-- Start Input rows --
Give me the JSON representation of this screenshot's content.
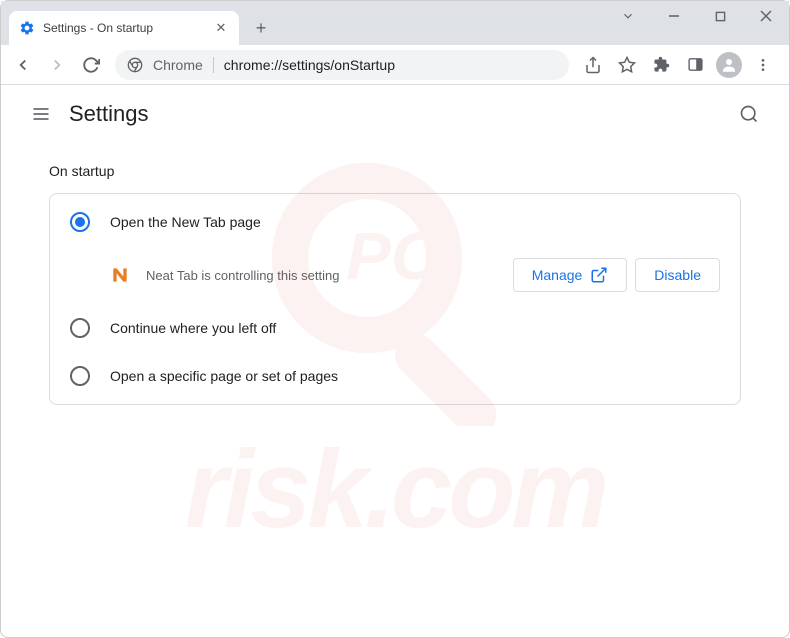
{
  "window": {
    "tab_title": "Settings - On startup"
  },
  "toolbar": {
    "chrome_label": "Chrome",
    "url": "chrome://settings/onStartup"
  },
  "header": {
    "title": "Settings"
  },
  "section": {
    "title": "On startup",
    "options": [
      {
        "label": "Open the New Tab page",
        "selected": true
      },
      {
        "label": "Continue where you left off",
        "selected": false
      },
      {
        "label": "Open a specific page or set of pages",
        "selected": false
      }
    ],
    "controlled": {
      "extension_name": "Neat Tab",
      "message": "Neat Tab is controlling this setting",
      "manage_label": "Manage",
      "disable_label": "Disable"
    }
  },
  "watermark": {
    "text": "risk.com"
  }
}
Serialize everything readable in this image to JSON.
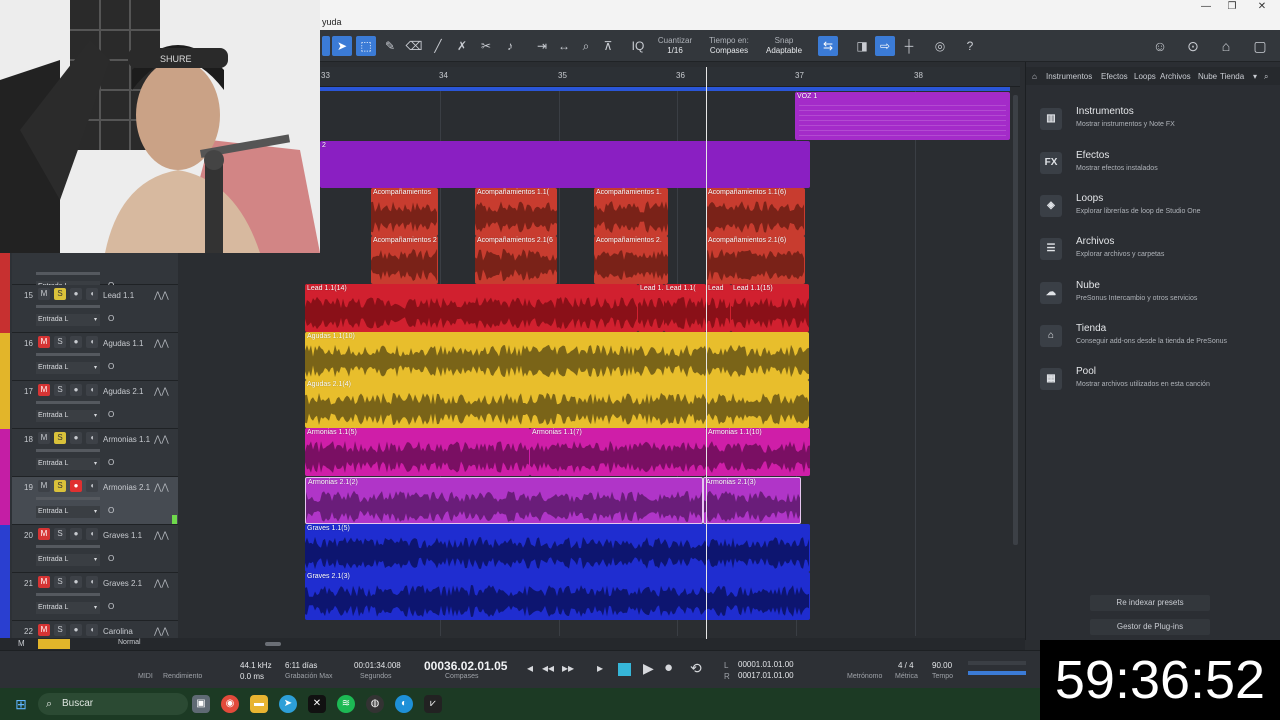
{
  "menu": {
    "visible_text": "yuda"
  },
  "toolbar": {
    "quantize_label": "Cuantizar",
    "quantize_value": "1/16",
    "timebase_label": "Tiempo en:",
    "timebase_value": "Compases",
    "snap_label": "Snap",
    "snap_value": "Adaptable",
    "iq": "IQ",
    "help": "?"
  },
  "ruler": {
    "bars": [
      "33",
      "34",
      "35",
      "36",
      "37",
      "38"
    ]
  },
  "tracks": [
    {
      "num": "",
      "name": "",
      "input": "Entrada L",
      "color": "#c73030"
    },
    {
      "num": "15",
      "name": "Lead 1.1",
      "input": "Entrada L",
      "color": "#c73030"
    },
    {
      "num": "16",
      "name": "Agudas 1.1",
      "input": "Entrada L",
      "color": "#e2b52a"
    },
    {
      "num": "17",
      "name": "Agudas 2.1",
      "input": "Entrada L",
      "color": "#e2b52a"
    },
    {
      "num": "18",
      "name": "Armonias 1.1",
      "input": "Entrada L",
      "color": "#c41ea5"
    },
    {
      "num": "19",
      "name": "Armonias 2.1",
      "input": "Entrada L",
      "color": "#c41ea5"
    },
    {
      "num": "20",
      "name": "Graves 1.1",
      "input": "Entrada L",
      "color": "#2a3fd0"
    },
    {
      "num": "21",
      "name": "Graves 2.1",
      "input": "Entrada L",
      "color": "#2a3fd0"
    },
    {
      "num": "22",
      "name": "Carolina",
      "input": "",
      "color": "#2a3fd0"
    }
  ],
  "track_buttons": {
    "m": "M",
    "s": "S",
    "rec": "●",
    "mon": "◖",
    "monitor_o": "O"
  },
  "events": {
    "voz": "VOZ 1",
    "purple_block": "2",
    "acomp_row1": [
      "Acompañamientos",
      "Acompañamientos 1.1(",
      "Acompañamientos 1.",
      "Acompañamientos 1.1(6)"
    ],
    "acomp_row2": [
      "Acompañamientos 2",
      "Acompañamientos 2.1(6",
      "Acompañamientos 2.",
      "Acompañamientos 2.1(6)"
    ],
    "lead": [
      "Lead 1.1(14)",
      "Lead 1.",
      "Lead 1.1(",
      "Lead",
      "Lead 1.1(15)"
    ],
    "agudas1": "Agudas 1.1(10)",
    "agudas2": "Agudas 2.1(4)",
    "armonias1": [
      "Armonias 1.1(5)",
      "Armonias 1.1(7)",
      "Armonias 1.1(10)"
    ],
    "armonias2": [
      "Armonias 2.1(2)",
      "Armonias 2.1(3)"
    ],
    "graves1": "Graves 1.1(5)",
    "graves2": "Graves 2.1(3)"
  },
  "browser": {
    "tabs": [
      "Instrumentos",
      "Efectos",
      "Loops",
      "Archivos",
      "Nube",
      "Tienda"
    ],
    "items": [
      {
        "icon": "piano-icon",
        "glyph": "▥",
        "title": "Instrumentos",
        "desc": "Mostrar instrumentos y Note FX"
      },
      {
        "icon": "fx-icon",
        "glyph": "FX",
        "title": "Efectos",
        "desc": "Mostrar efectos instalados"
      },
      {
        "icon": "loops-icon",
        "glyph": "◈",
        "title": "Loops",
        "desc": "Explorar librerías de loop de Studio One"
      },
      {
        "icon": "files-icon",
        "glyph": "☰",
        "title": "Archivos",
        "desc": "Explorar archivos y carpetas"
      },
      {
        "icon": "cloud-icon",
        "glyph": "☁",
        "title": "Nube",
        "desc": "PreSonus Intercambio y otros servicios"
      },
      {
        "icon": "store-icon",
        "glyph": "⌂",
        "title": "Tienda",
        "desc": "Conseguir add-ons desde la tienda de PreSonus"
      },
      {
        "icon": "pool-icon",
        "glyph": "▦",
        "title": "Pool",
        "desc": "Mostrar archivos utilizados en esta canción"
      }
    ],
    "reindex": "Re indexar presets",
    "plugin_manager": "Gestor de Plug-ins"
  },
  "bottom": {
    "mode_m": "M",
    "mode_normal": "Normal",
    "midi": "MIDI",
    "performance": "Rendimiento",
    "sample_rate": "44.1 kHz",
    "latency": "0.0 ms",
    "rec_days": "6:11 días",
    "rec_max": "Grabación Max",
    "seconds_val": "00:01:34.008",
    "seconds_label": "Segundos",
    "position": "00036.02.01.05",
    "position_label": "Compases",
    "loop_l": "00001.01.01.00",
    "loop_r": "00017.01.01.00",
    "l": "L",
    "r": "R",
    "metronome": "Metrónomo",
    "meter_val": "4 / 4",
    "meter_label": "Métrica",
    "tempo_val": "90.00",
    "tempo_label": "Tempo"
  },
  "clock": "59:36:52",
  "taskbar": {
    "search": "Buscar"
  }
}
-- End Input rows --
# To do
Determine how many lines of the data contain "icon" and give nothing but that number.

# Exercise answer
7